[start]

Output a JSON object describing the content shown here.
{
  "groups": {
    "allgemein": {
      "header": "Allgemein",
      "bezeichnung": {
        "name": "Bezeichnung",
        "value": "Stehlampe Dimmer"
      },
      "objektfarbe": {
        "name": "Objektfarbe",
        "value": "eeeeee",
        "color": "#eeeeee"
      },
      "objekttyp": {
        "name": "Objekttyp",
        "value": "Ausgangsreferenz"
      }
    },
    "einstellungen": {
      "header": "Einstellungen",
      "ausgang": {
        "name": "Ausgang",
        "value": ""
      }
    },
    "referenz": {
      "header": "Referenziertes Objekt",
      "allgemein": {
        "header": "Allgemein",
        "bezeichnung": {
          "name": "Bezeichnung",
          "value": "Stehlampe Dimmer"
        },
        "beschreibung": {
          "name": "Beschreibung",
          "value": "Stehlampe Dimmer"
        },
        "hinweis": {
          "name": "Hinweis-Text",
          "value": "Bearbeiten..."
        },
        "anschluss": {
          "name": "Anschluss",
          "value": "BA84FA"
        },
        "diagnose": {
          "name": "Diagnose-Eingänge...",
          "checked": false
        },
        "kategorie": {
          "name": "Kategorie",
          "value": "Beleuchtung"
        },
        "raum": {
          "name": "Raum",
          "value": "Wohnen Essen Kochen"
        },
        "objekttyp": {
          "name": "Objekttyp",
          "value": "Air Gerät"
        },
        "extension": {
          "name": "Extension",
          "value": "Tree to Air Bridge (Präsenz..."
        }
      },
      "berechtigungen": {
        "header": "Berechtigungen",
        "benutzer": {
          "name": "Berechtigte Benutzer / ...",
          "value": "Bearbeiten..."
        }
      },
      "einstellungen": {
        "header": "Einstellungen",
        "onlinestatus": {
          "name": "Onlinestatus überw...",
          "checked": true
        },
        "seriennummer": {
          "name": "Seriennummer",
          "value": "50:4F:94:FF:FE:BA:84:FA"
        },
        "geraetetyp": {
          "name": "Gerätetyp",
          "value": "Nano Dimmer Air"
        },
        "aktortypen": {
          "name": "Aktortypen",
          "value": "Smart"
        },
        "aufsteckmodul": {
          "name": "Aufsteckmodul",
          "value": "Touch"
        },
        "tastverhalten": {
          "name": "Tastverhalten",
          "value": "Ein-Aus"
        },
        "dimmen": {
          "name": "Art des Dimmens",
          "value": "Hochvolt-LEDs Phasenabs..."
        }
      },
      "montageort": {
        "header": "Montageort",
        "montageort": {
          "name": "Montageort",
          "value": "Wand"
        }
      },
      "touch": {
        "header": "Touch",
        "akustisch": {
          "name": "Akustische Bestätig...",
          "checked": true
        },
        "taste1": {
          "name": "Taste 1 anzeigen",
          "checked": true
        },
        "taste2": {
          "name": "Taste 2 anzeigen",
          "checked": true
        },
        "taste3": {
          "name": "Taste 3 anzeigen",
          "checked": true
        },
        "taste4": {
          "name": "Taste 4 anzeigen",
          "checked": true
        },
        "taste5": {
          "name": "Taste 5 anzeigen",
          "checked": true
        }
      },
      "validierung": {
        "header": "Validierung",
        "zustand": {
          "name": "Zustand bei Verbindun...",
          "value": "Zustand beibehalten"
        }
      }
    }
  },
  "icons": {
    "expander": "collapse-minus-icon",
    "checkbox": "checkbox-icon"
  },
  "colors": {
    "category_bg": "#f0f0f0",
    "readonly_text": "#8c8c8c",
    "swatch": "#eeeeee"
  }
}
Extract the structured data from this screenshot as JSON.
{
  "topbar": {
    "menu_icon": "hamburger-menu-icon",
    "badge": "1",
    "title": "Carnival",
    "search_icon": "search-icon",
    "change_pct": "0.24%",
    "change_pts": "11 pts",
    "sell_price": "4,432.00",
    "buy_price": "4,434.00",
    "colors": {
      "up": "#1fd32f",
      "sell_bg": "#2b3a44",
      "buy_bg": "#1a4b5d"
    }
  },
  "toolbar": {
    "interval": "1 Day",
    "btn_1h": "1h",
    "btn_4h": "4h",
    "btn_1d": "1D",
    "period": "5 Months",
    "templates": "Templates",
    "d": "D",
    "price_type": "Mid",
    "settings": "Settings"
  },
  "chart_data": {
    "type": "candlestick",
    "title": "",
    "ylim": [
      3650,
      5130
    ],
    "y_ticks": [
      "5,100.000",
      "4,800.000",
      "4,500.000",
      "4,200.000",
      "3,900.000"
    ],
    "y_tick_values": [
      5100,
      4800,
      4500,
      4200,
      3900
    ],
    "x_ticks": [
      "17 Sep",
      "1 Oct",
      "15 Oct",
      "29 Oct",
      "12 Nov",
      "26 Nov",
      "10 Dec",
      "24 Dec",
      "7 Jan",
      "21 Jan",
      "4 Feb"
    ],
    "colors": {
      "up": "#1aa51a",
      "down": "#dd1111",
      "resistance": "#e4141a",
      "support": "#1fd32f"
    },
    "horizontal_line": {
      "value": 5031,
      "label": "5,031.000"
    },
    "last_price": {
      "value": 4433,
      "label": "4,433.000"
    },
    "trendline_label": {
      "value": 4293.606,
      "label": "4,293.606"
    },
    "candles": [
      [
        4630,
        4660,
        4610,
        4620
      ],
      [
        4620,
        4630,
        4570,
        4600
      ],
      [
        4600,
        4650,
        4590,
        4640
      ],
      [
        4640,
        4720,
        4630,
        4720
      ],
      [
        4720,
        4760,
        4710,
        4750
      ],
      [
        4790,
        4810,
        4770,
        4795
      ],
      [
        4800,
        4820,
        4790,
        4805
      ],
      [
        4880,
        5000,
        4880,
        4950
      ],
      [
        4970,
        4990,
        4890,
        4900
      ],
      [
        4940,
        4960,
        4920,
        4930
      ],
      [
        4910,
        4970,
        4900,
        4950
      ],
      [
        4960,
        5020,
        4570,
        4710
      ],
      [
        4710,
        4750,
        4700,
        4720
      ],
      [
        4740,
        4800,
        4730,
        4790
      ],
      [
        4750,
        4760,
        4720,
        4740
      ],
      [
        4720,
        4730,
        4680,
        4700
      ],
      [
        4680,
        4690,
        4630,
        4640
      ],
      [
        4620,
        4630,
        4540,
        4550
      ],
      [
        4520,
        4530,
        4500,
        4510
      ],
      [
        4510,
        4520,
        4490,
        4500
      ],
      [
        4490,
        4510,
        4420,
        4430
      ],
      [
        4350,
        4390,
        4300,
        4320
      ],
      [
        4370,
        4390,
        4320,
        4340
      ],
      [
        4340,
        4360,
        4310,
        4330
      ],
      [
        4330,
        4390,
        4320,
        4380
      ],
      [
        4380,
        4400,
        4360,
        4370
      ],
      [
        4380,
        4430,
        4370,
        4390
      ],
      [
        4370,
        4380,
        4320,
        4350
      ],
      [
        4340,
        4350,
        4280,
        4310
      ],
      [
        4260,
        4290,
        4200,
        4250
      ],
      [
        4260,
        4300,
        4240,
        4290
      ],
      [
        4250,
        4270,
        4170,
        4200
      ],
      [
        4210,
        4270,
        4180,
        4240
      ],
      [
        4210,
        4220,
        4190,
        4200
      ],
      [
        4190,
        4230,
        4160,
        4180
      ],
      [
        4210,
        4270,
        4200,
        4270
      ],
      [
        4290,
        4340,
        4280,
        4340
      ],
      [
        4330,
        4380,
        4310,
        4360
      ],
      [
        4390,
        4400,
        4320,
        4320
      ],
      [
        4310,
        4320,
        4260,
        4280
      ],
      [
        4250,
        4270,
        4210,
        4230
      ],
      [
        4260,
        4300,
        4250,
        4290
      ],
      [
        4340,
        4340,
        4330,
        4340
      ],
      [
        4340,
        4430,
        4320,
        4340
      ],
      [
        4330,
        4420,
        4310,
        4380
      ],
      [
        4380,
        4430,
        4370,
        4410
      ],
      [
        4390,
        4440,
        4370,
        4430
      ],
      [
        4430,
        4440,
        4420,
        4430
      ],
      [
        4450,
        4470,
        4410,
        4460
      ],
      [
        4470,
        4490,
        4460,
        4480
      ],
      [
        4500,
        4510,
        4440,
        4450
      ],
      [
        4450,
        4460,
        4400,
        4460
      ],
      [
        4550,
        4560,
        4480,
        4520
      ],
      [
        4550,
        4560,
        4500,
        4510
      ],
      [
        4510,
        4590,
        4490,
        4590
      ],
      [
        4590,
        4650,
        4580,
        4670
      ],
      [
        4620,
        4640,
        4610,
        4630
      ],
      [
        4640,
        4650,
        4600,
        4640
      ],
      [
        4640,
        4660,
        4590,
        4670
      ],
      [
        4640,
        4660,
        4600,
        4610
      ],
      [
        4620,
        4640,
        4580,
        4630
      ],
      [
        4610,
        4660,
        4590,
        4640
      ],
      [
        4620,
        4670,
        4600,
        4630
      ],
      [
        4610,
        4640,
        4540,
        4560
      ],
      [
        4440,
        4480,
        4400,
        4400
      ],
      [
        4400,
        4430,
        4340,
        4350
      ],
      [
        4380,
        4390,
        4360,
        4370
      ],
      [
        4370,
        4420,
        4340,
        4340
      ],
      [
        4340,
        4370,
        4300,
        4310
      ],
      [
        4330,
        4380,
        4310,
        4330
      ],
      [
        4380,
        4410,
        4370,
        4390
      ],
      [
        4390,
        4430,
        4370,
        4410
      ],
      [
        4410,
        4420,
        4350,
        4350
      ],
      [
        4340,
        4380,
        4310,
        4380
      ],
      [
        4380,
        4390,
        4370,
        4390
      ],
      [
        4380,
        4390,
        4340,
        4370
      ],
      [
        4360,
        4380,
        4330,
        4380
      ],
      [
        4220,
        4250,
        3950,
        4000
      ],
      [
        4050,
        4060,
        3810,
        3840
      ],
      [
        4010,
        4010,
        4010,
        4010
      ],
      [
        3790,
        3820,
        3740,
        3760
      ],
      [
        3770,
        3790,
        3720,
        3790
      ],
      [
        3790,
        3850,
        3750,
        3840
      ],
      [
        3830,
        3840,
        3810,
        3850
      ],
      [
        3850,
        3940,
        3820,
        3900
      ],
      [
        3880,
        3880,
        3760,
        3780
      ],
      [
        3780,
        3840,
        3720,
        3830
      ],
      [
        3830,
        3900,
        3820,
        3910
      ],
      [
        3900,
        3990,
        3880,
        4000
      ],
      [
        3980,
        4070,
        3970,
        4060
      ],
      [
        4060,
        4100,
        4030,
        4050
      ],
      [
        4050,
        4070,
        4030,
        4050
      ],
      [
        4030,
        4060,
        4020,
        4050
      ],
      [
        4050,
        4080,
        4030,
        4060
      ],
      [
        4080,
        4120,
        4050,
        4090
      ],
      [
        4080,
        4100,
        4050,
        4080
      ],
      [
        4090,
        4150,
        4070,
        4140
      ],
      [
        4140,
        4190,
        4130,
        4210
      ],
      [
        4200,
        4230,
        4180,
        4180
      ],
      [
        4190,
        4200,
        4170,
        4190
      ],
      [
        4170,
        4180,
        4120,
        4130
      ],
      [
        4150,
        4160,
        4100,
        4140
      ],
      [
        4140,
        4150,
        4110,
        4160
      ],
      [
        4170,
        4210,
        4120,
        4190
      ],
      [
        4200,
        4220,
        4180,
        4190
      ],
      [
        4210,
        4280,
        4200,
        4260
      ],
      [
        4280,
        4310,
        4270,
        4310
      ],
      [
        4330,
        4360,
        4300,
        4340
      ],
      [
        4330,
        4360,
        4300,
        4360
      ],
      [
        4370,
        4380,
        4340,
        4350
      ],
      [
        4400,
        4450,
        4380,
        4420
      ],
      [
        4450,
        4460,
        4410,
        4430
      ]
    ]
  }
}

[end]

> [AIM OF THE EXERCISE]
Search the data above for the word "Dimmer", then gather each line in which it appears.

> [RESPONSE BELOW]
        "value": "Stehlampe Dimmer"
          "value": "Stehlampe Dimmer"
          "value": "Stehlampe Dimmer"
          "value": "Nano Dimmer Air"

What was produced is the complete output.